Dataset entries
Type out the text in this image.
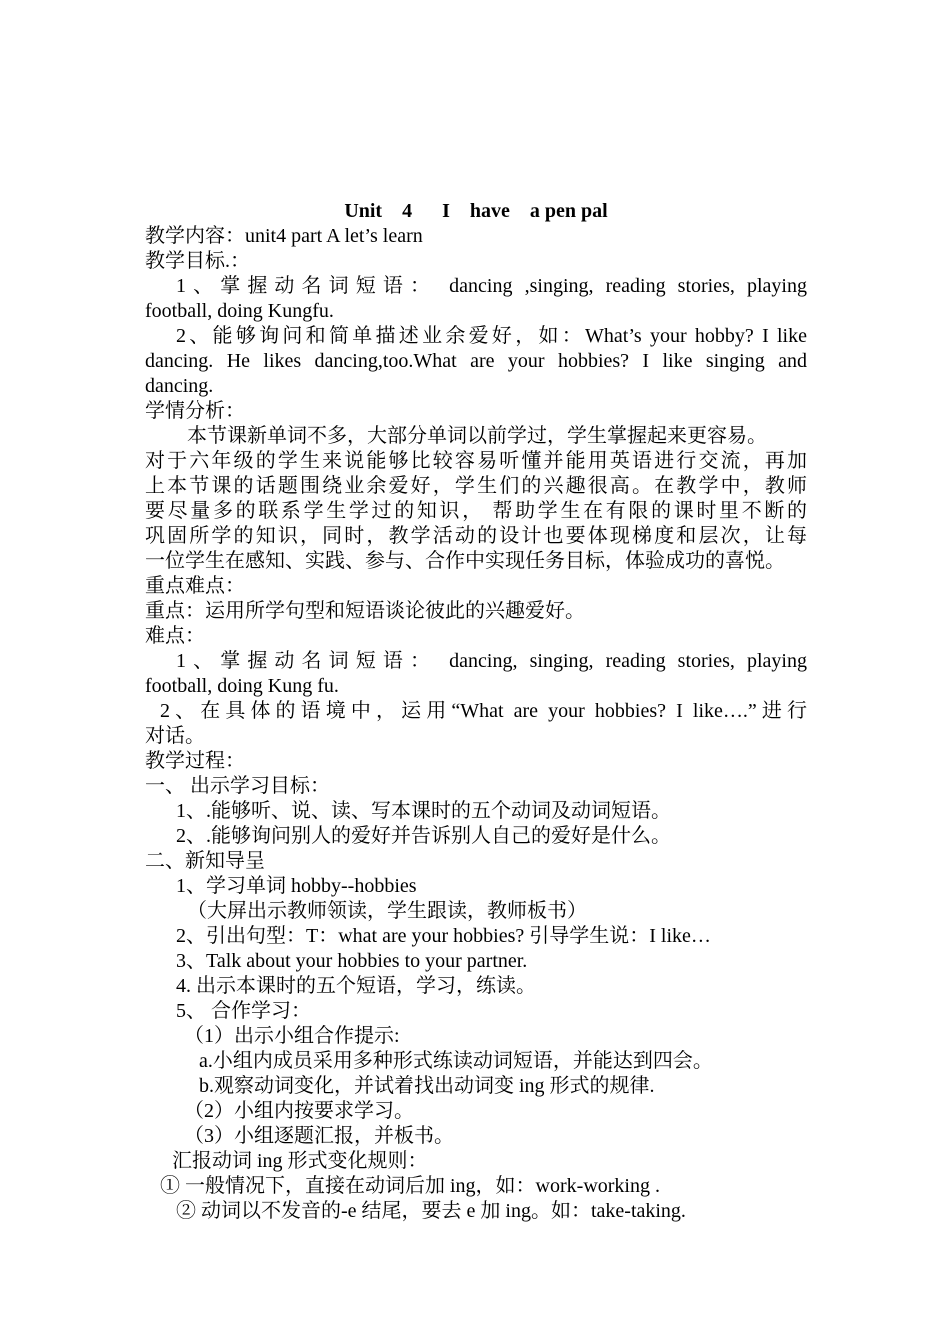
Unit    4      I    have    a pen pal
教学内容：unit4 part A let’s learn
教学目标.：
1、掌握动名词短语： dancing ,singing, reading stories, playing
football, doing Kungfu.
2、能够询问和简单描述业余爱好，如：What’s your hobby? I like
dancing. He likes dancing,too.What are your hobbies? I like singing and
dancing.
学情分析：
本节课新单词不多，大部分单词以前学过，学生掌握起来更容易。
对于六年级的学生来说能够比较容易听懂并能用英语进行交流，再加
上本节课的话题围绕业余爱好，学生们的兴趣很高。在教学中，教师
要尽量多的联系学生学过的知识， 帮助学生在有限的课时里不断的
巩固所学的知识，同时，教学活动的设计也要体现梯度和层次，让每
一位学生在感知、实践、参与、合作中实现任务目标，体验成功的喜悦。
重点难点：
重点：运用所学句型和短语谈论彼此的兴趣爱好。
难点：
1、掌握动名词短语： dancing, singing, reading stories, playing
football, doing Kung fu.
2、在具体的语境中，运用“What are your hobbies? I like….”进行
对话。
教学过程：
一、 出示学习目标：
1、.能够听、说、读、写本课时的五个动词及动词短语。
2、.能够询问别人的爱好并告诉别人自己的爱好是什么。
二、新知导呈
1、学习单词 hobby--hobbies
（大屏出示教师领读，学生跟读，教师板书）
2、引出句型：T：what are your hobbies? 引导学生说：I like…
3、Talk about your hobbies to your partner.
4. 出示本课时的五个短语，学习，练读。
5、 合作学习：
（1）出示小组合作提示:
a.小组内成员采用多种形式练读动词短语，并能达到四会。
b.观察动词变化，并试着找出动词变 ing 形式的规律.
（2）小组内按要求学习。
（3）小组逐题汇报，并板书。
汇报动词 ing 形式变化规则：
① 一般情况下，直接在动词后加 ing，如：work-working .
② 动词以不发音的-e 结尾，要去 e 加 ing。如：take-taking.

▶ [Exercise aim] Copy out each line of the records where the string "掌握动名词短语" appears.

▶ [The reply]
1、掌握动名词短语： dancing ,singing, reading stories, playing
1、掌握动名词短语： dancing, singing, reading stories, playing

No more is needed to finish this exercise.